## Directions for this task:
All entries must be repeated exactly; do not include the pictures.

[Records that describe figures]

⁂

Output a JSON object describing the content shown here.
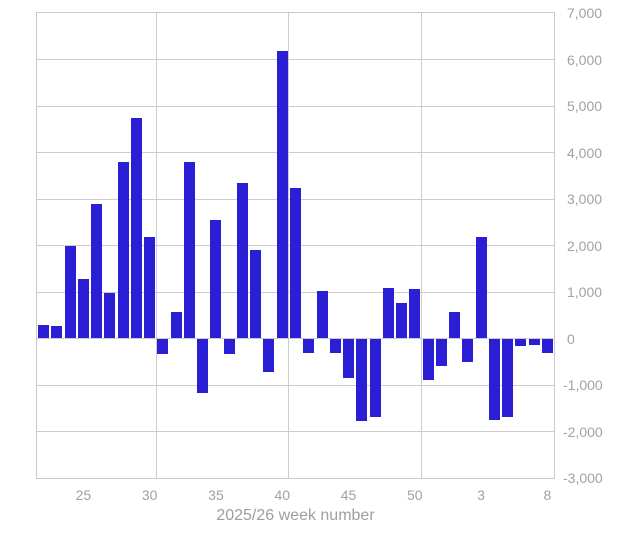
{
  "chart_data": {
    "type": "bar",
    "title": "",
    "xlabel": "2025/26 week number",
    "ylabel": "",
    "weeks": [
      "22",
      "23",
      "24",
      "25",
      "26",
      "27",
      "28",
      "29",
      "30",
      "31",
      "32",
      "33",
      "34",
      "35",
      "36",
      "37",
      "38",
      "39",
      "40",
      "41",
      "42",
      "43",
      "44",
      "45",
      "46",
      "47",
      "48",
      "49",
      "50",
      "51",
      "52",
      "1",
      "2",
      "3",
      "4",
      "5",
      "6",
      "7",
      "8"
    ],
    "values": [
      300,
      270,
      1990,
      1290,
      2890,
      980,
      3790,
      4740,
      2180,
      -340,
      570,
      3790,
      -1180,
      2550,
      -340,
      3340,
      1910,
      -720,
      6190,
      3240,
      -310,
      1020,
      -310,
      -860,
      -1770,
      -1680,
      1090,
      770,
      1070,
      -900,
      -600,
      570,
      -500,
      2180,
      -1750,
      -1680,
      -160,
      -145,
      -310
    ],
    "x_ticks": [
      {
        "slot": 4,
        "label": "25"
      },
      {
        "slot": 9,
        "label": "30"
      },
      {
        "slot": 14,
        "label": "35"
      },
      {
        "slot": 19,
        "label": "40"
      },
      {
        "slot": 24,
        "label": "45"
      },
      {
        "slot": 29,
        "label": "50"
      },
      {
        "slot": 34,
        "label": "3"
      },
      {
        "slot": 39,
        "label": "8"
      }
    ],
    "y_ticks": [
      {
        "value": 7000,
        "label": "7,000"
      },
      {
        "value": 6000,
        "label": "6,000"
      },
      {
        "value": 5000,
        "label": "5,000"
      },
      {
        "value": 4000,
        "label": "4,000"
      },
      {
        "value": 3000,
        "label": "3,000"
      },
      {
        "value": 2000,
        "label": "2,000"
      },
      {
        "value": 1000,
        "label": "1,000"
      },
      {
        "value": 0,
        "label": "0"
      },
      {
        "value": -1000,
        "label": "-1,000"
      },
      {
        "value": -2000,
        "label": "-2,000"
      },
      {
        "value": -3000,
        "label": "-3,000"
      }
    ],
    "ylim": [
      -3000,
      7000
    ],
    "grid": "on",
    "vertical_gridlines_after_slots": [
      9,
      19,
      29
    ],
    "legend": "none",
    "bar_color": "#2b1fd6",
    "grid_color": "#cccccc",
    "border_color": "#c9c9c9",
    "tick_label_color": "#a2a2a2",
    "axis_title_color": "#9e9e9e"
  }
}
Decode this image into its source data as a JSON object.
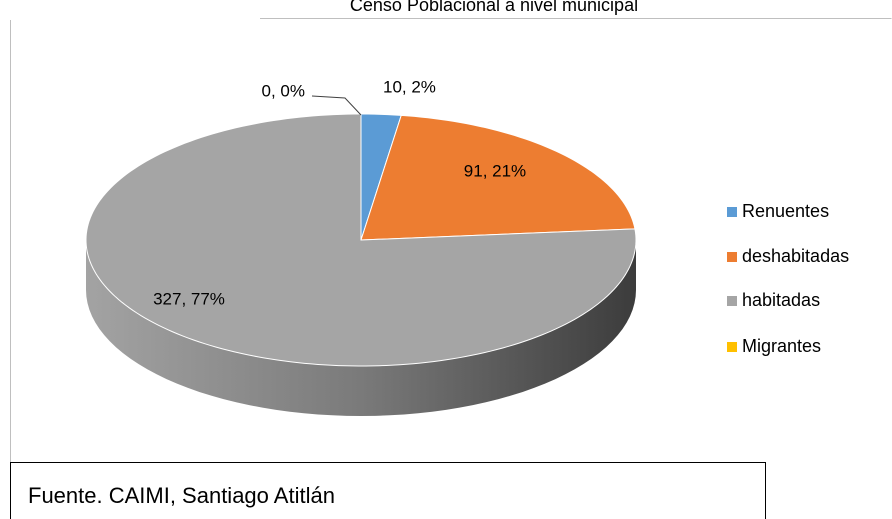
{
  "chart_data": {
    "type": "pie",
    "title": "Censo Poblacional a nivel municipal",
    "categories": [
      "Renuentes",
      "deshabitadas",
      "habitadas",
      "Migrantes"
    ],
    "values": [
      10,
      91,
      327,
      0
    ],
    "value_labels": [
      "10, 2%",
      "91, 21%",
      "327, 77%",
      "0, 0%"
    ],
    "colors": [
      "#5b9bd5",
      "#ed7d31",
      "#a5a5a5",
      "#ffc000"
    ],
    "legend": "right"
  },
  "footer": {
    "text": "Fuente. CAIMI, Santiago Atitlán"
  }
}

⁂

## Output:
Output a JSON object describing the content shown here.
{
  "chart_data": {
    "type": "bar",
    "title": "",
    "xlabel": "2025/26 week number",
    "ylabel": "",
    "weeks": [
      "22",
      "23",
      "24",
      "25",
      "26",
      "27",
      "28",
      "29",
      "30",
      "31",
      "32",
      "33",
      "34",
      "35",
      "36",
      "37",
      "38",
      "39",
      "40",
      "41",
      "42",
      "43",
      "44",
      "45",
      "46",
      "47",
      "48",
      "49",
      "50",
      "51",
      "52",
      "1",
      "2",
      "3",
      "4",
      "5",
      "6",
      "7",
      "8"
    ],
    "values": [
      300,
      270,
      1990,
      1290,
      2890,
      980,
      3790,
      4740,
      2180,
      -340,
      570,
      3790,
      -1180,
      2550,
      -340,
      3340,
      1910,
      -720,
      6190,
      3240,
      -310,
      1020,
      -310,
      -860,
      -1770,
      -1680,
      1090,
      770,
      1070,
      -900,
      -600,
      570,
      -500,
      2180,
      -1750,
      -1680,
      -160,
      -145,
      -310
    ],
    "x_ticks": [
      {
        "slot": 4,
        "label": "25"
      },
      {
        "slot": 9,
        "label": "30"
      },
      {
        "slot": 14,
        "label": "35"
      },
      {
        "slot": 19,
        "label": "40"
      },
      {
        "slot": 24,
        "label": "45"
      },
      {
        "slot": 29,
        "label": "50"
      },
      {
        "slot": 34,
        "label": "3"
      },
      {
        "slot": 39,
        "label": "8"
      }
    ],
    "y_ticks": [
      {
        "value": 7000,
        "label": "7,000"
      },
      {
        "value": 6000,
        "label": "6,000"
      },
      {
        "value": 5000,
        "label": "5,000"
      },
      {
        "value": 4000,
        "label": "4,000"
      },
      {
        "value": 3000,
        "label": "3,000"
      },
      {
        "value": 2000,
        "label": "2,000"
      },
      {
        "value": 1000,
        "label": "1,000"
      },
      {
        "value": 0,
        "label": "0"
      },
      {
        "value": -1000,
        "label": "-1,000"
      },
      {
        "value": -2000,
        "label": "-2,000"
      },
      {
        "value": -3000,
        "label": "-3,000"
      }
    ],
    "ylim": [
      -3000,
      7000
    ],
    "grid": "on",
    "vertical_gridlines_after_slots": [
      9,
      19,
      29
    ],
    "legend": "none",
    "bar_color": "#2b1fd6",
    "grid_color": "#cccccc",
    "border_color": "#c9c9c9",
    "tick_label_color": "#a2a2a2",
    "axis_title_color": "#9e9e9e"
  }
}
Decode this image into its source data as a JSON object.
{
  "chart_data": {
    "type": "pie",
    "title": "Censo Poblacional a nivel municipal",
    "categories": [
      "Renuentes",
      "deshabitadas",
      "habitadas",
      "Migrantes"
    ],
    "values": [
      10,
      91,
      327,
      0
    ],
    "value_labels": [
      "10, 2%",
      "91, 21%",
      "327, 77%",
      "0, 0%"
    ],
    "colors": [
      "#5b9bd5",
      "#ed7d31",
      "#a5a5a5",
      "#ffc000"
    ],
    "legend": "right"
  },
  "footer": {
    "text": "Fuente. CAIMI, Santiago Atitlán"
  }
}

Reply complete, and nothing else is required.